• THE REQUEST
Single out the lines of the material that contain "Firefox" and copy them.

• SUPPLIED RECORDS

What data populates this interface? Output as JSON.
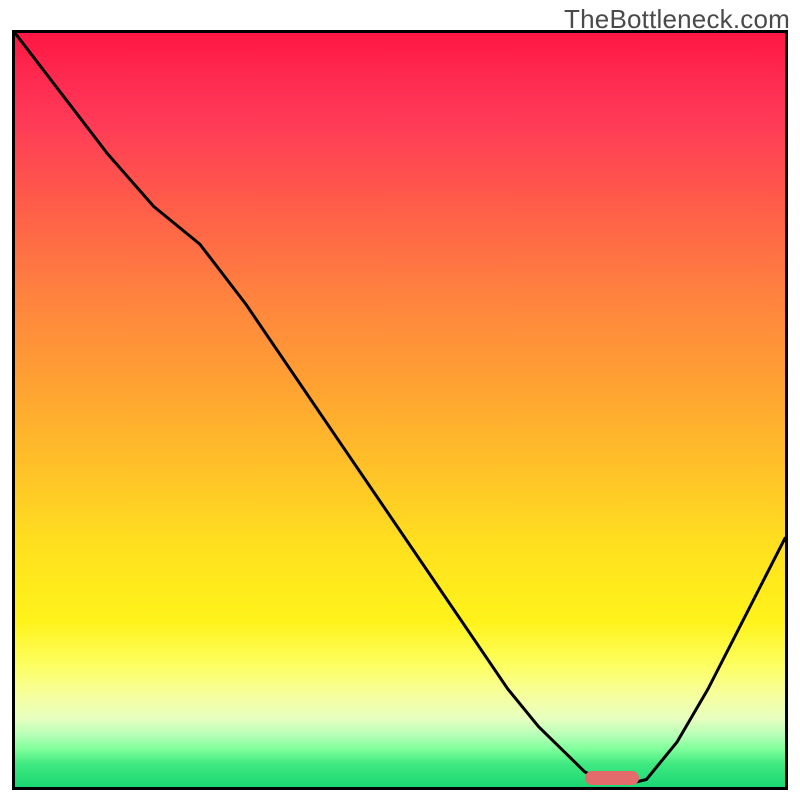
{
  "watermark": "TheBottleneck.com",
  "chart_data": {
    "type": "line",
    "title": "",
    "xlabel": "",
    "ylabel": "",
    "xlim": [
      0,
      100
    ],
    "ylim": [
      0,
      100
    ],
    "grid": false,
    "series": [
      {
        "name": "bottleneck-curve",
        "x": [
          0,
          6,
          12,
          18,
          24,
          30,
          36,
          42,
          48,
          54,
          60,
          64,
          68,
          72,
          74,
          76,
          78,
          80,
          82,
          86,
          90,
          94,
          98,
          100
        ],
        "y": [
          100,
          92,
          84,
          77,
          72,
          64,
          55,
          46,
          37,
          28,
          19,
          13,
          8,
          4,
          2,
          1,
          0.5,
          0.5,
          1,
          6,
          13,
          21,
          29,
          33
        ]
      }
    ],
    "marker": {
      "name": "optimal-range",
      "x_start": 74,
      "x_end": 81,
      "y": 1.2,
      "color": "#e36b6b"
    },
    "background_gradient": {
      "top": "#ff1744",
      "mid": "#ffe01f",
      "bottom": "#1bd873"
    }
  }
}
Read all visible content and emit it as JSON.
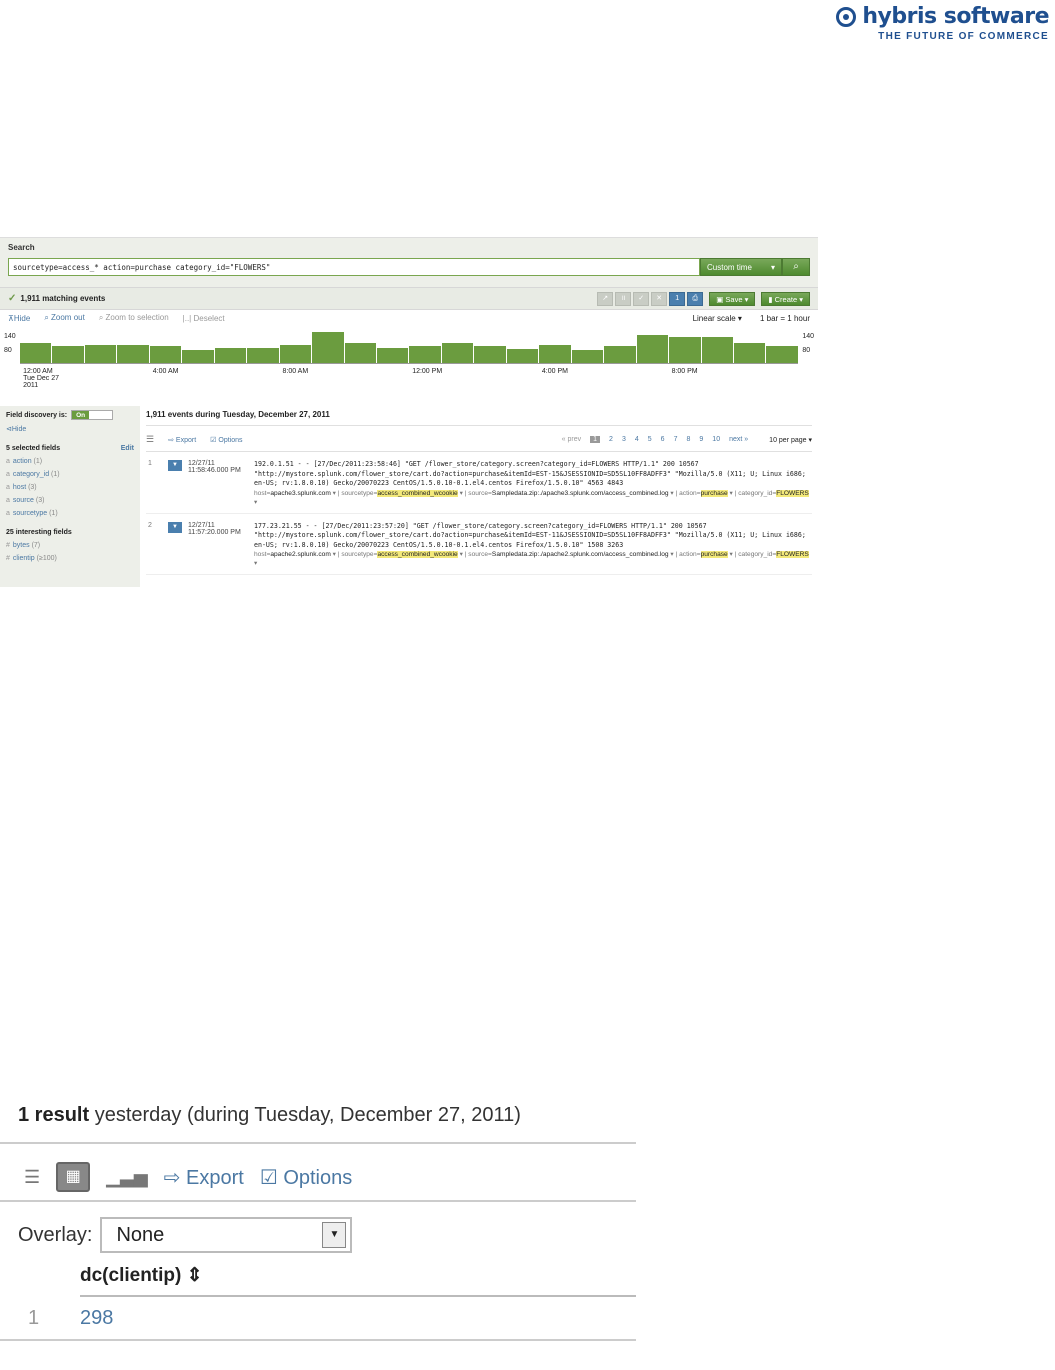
{
  "logo": {
    "name": "hybris software",
    "tagline": "THE FUTURE OF COMMERCE"
  },
  "search": {
    "title": "Search",
    "query": "sourcetype=access_* action=purchase category_id=\"FLOWERS\"",
    "time_label": "Custom time",
    "time_caret": "▾"
  },
  "results_bar": {
    "matching": "1,911 matching events",
    "job_count": "1",
    "save_label": "Save",
    "create_label": "Create"
  },
  "timeline": {
    "hide": "Hide",
    "zoom_out": "Zoom out",
    "zoom_to_selection": "Zoom to selection",
    "deselect": "Deselect",
    "scale": "Linear scale",
    "bar_span": "1 bar = 1 hour",
    "y_top": "140",
    "y_mid": "80",
    "bar_levels": [
      0.55,
      0.45,
      0.5,
      0.5,
      0.45,
      0.35,
      0.4,
      0.4,
      0.5,
      0.85,
      0.55,
      0.4,
      0.45,
      0.55,
      0.45,
      0.38,
      0.5,
      0.35,
      0.45,
      0.75,
      0.7,
      0.7,
      0.55,
      0.45
    ],
    "x_labels": [
      "12:00 AM",
      "4:00 AM",
      "8:00 AM",
      "12:00 PM",
      "4:00 PM",
      "8:00 PM"
    ],
    "x_sub1": "Tue Dec 27",
    "x_sub2": "2011"
  },
  "sidebar": {
    "field_discovery": "Field discovery is:",
    "toggle_on": "On",
    "hide": "Hide",
    "selected_head": "5 selected fields",
    "edit": "Edit",
    "selected": [
      {
        "name": "action",
        "count": "(1)"
      },
      {
        "name": "category_id",
        "count": "(1)"
      },
      {
        "name": "host",
        "count": "(3)"
      },
      {
        "name": "source",
        "count": "(3)"
      },
      {
        "name": "sourcetype",
        "count": "(1)"
      }
    ],
    "interesting_head": "25 interesting fields",
    "interesting": [
      {
        "name": "bytes",
        "count": "(7)"
      },
      {
        "name": "clientip",
        "count": "(≥100)"
      }
    ]
  },
  "events": {
    "title": "1,911 events during Tuesday, December 27, 2011",
    "export": "Export",
    "options": "Options",
    "prev": "« prev",
    "pages": [
      "1",
      "2",
      "3",
      "4",
      "5",
      "6",
      "7",
      "8",
      "9",
      "10"
    ],
    "next": "next »",
    "per_page": "10 per page",
    "list": [
      {
        "num": "1",
        "date": "12/27/11",
        "time": "11:58:46.000 PM",
        "raw": "192.0.1.51 - - [27/Dec/2011:23:58:46] \"GET /flower_store/category.screen?category_id=FLOWERS HTTP/1.1\" 200 10567 \"http://mystore.splunk.com/flower_store/cart.do?action=purchase&itemId=EST-15&JSESSIONID=SD5SL10FF8ADFF3\" \"Mozilla/5.0 (X11; U; Linux i686; en-US; rv:1.8.0.10) Gecko/20070223 CentOS/1.5.0.10-0.1.el4.centos Firefox/1.5.0.10\" 4563 4843",
        "host": "apache3.splunk.com",
        "sourcetype": "access_combined_wcookie",
        "source": "Sampledata.zip:./apache3.splunk.com/access_combined.log",
        "action": "purchase",
        "category_id": "FLOWERS"
      },
      {
        "num": "2",
        "date": "12/27/11",
        "time": "11:57:20.000 PM",
        "raw": "177.23.21.55 - - [27/Dec/2011:23:57:20] \"GET /flower_store/category.screen?category_id=FLOWERS HTTP/1.1\" 200 10567 \"http://mystore.splunk.com/flower_store/cart.do?action=purchase&itemId=EST-11&JSESSIONID=SD5SL10FF8ADFF3\" \"Mozilla/5.0 (X11; U; Linux i686; en-US; rv:1.8.0.10) Gecko/20070223 CentOS/1.5.0.10-0.1.el4.centos Firefox/1.5.0.10\" 1508 3263",
        "host": "apache2.splunk.com",
        "sourcetype": "access_combined_wcookie",
        "source": "Sampledata.zip:./apache2.splunk.com/access_combined.log",
        "action": "purchase",
        "category_id": "FLOWERS"
      }
    ]
  },
  "results2": {
    "count": "1 result",
    "rest": " yesterday (during Tuesday, December 27, 2011)",
    "export": "Export",
    "options": "Options",
    "overlay_label": "Overlay:",
    "overlay_value": "None",
    "column": "dc(clientip)",
    "sort_icon": "⇕",
    "row_index": "1",
    "row_value": "298"
  }
}
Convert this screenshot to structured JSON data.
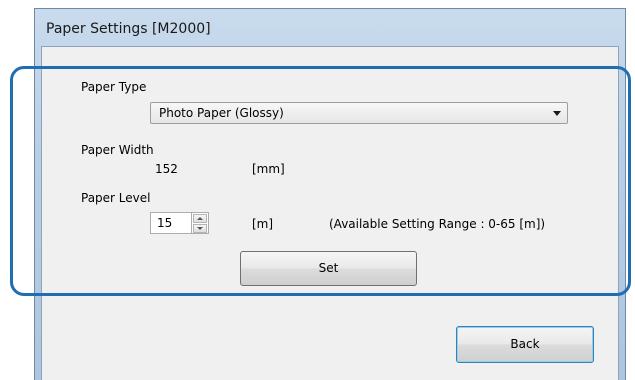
{
  "window": {
    "title": "Paper Settings [M2000]"
  },
  "paper_type": {
    "label": "Paper Type",
    "selected": "Photo Paper (Glossy)"
  },
  "paper_width": {
    "label": "Paper Width",
    "value": "152",
    "unit": "[mm]"
  },
  "paper_level": {
    "label": "Paper Level",
    "value": "15",
    "unit": "[m]",
    "range_note": "(Available Setting Range : 0-65 [m])"
  },
  "buttons": {
    "set": "Set",
    "back": "Back"
  },
  "colors": {
    "callout": "#1f6db2",
    "client_bg": "#f0f0f0"
  }
}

• SOLVED EXERCISE
        "raw": "192.0.1.51 - - [27/Dec/2011:23:58:46] \"GET /flower_store/category.screen?category_id=FLOWERS HTTP/1.1\" 200 10567 \"http://mystore.splunk.com/flower_store/cart.do?action=purchase&itemId=EST-15&JSESSIONID=SD5SL10FF8ADFF3\" \"Mozilla/5.0 (X11; U; Linux i686; en-US; rv:1.8.0.10) Gecko/20070223 CentOS/1.5.0.10-0.1.el4.centos Firefox/1.5.0.10\" 4563 4843",
        "raw": "177.23.21.55 - - [27/Dec/2011:23:57:20] \"GET /flower_store/category.screen?category_id=FLOWERS HTTP/1.1\" 200 10567 \"http://mystore.splunk.com/flower_store/cart.do?action=purchase&itemId=EST-11&JSESSIONID=SD5SL10FF8ADFF3\" \"Mozilla/5.0 (X11; U; Linux i686; en-US; rv:1.8.0.10) Gecko/20070223 CentOS/1.5.0.10-0.1.el4.centos Firefox/1.5.0.10\" 1508 3263",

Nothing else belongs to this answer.